::: Exercise materials

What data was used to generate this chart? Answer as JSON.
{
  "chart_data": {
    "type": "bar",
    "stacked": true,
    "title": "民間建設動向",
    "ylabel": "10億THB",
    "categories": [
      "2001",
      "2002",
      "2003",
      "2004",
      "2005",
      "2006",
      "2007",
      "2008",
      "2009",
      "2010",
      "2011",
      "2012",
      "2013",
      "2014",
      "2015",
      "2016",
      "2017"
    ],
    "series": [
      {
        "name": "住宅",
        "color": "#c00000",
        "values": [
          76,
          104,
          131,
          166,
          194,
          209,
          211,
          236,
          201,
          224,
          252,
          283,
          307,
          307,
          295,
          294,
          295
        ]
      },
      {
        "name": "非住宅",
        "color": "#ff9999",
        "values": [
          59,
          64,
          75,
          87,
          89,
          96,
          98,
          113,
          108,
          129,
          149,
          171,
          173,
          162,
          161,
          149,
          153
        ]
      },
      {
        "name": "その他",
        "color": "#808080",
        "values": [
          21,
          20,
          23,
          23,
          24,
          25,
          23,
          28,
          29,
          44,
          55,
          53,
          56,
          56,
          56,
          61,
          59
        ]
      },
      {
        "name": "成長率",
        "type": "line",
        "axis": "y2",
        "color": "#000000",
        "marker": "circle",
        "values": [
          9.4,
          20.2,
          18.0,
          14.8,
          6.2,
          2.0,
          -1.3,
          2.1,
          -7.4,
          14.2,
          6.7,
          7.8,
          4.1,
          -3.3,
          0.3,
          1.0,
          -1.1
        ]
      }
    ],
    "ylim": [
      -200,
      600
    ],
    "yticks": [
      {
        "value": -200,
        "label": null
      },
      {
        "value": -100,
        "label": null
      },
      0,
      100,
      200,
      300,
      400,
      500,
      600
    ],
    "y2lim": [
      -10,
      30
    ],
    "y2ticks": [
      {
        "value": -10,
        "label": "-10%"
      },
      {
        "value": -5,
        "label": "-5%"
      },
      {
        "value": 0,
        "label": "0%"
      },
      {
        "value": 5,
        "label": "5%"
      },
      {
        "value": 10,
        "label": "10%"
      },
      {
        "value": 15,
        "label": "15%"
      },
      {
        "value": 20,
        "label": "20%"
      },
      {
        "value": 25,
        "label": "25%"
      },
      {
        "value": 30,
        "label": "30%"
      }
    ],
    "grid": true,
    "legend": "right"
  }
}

::::::

▶ **What you will do**: All records above must be set down exactly, please.

▶ **Response to the exercise**:
What data was used to generate this chart? Answer as JSON.
{
  "chart_data": {
    "type": "bar",
    "stacked": true,
    "title": "民間建設動向",
    "ylabel": "10億THB",
    "categories": [
      "2001",
      "2002",
      "2003",
      "2004",
      "2005",
      "2006",
      "2007",
      "2008",
      "2009",
      "2010",
      "2011",
      "2012",
      "2013",
      "2014",
      "2015",
      "2016",
      "2017"
    ],
    "series": [
      {
        "name": "住宅",
        "color": "#c00000",
        "values": [
          76,
          104,
          131,
          166,
          194,
          209,
          211,
          236,
          201,
          224,
          252,
          283,
          307,
          307,
          295,
          294,
          295
        ]
      },
      {
        "name": "非住宅",
        "color": "#ff9999",
        "values": [
          59,
          64,
          75,
          87,
          89,
          96,
          98,
          113,
          108,
          129,
          149,
          171,
          173,
          162,
          161,
          149,
          153
        ]
      },
      {
        "name": "その他",
        "color": "#808080",
        "values": [
          21,
          20,
          23,
          23,
          24,
          25,
          23,
          28,
          29,
          44,
          55,
          53,
          56,
          56,
          56,
          61,
          59
        ]
      },
      {
        "name": "成長率",
        "type": "line",
        "axis": "y2",
        "color": "#000000",
        "marker": "circle",
        "values": [
          9.4,
          20.2,
          18.0,
          14.8,
          6.2,
          2.0,
          -1.3,
          2.1,
          -7.4,
          14.2,
          6.7,
          7.8,
          4.1,
          -3.3,
          0.3,
          1.0,
          -1.1
        ]
      }
    ],
    "ylim": [
      -200,
      600
    ],
    "yticks": [
      {
        "value": -200,
        "label": null
      },
      {
        "value": -100,
        "label": null
      },
      0,
      100,
      200,
      300,
      400,
      500,
      600
    ],
    "y2lim": [
      -10,
      30
    ],
    "y2ticks": [
      {
        "value": -10,
        "label": "-10%"
      },
      {
        "value": -5,
        "label": "-5%"
      },
      {
        "value": 0,
        "label": "0%"
      },
      {
        "value": 5,
        "label": "5%"
      },
      {
        "value": 10,
        "label": "10%"
      },
      {
        "value": 15,
        "label": "15%"
      },
      {
        "value": 20,
        "label": "20%"
      },
      {
        "value": 25,
        "label": "25%"
      },
      {
        "value": 30,
        "label": "30%"
      }
    ],
    "grid": true,
    "legend": "right"
  }
}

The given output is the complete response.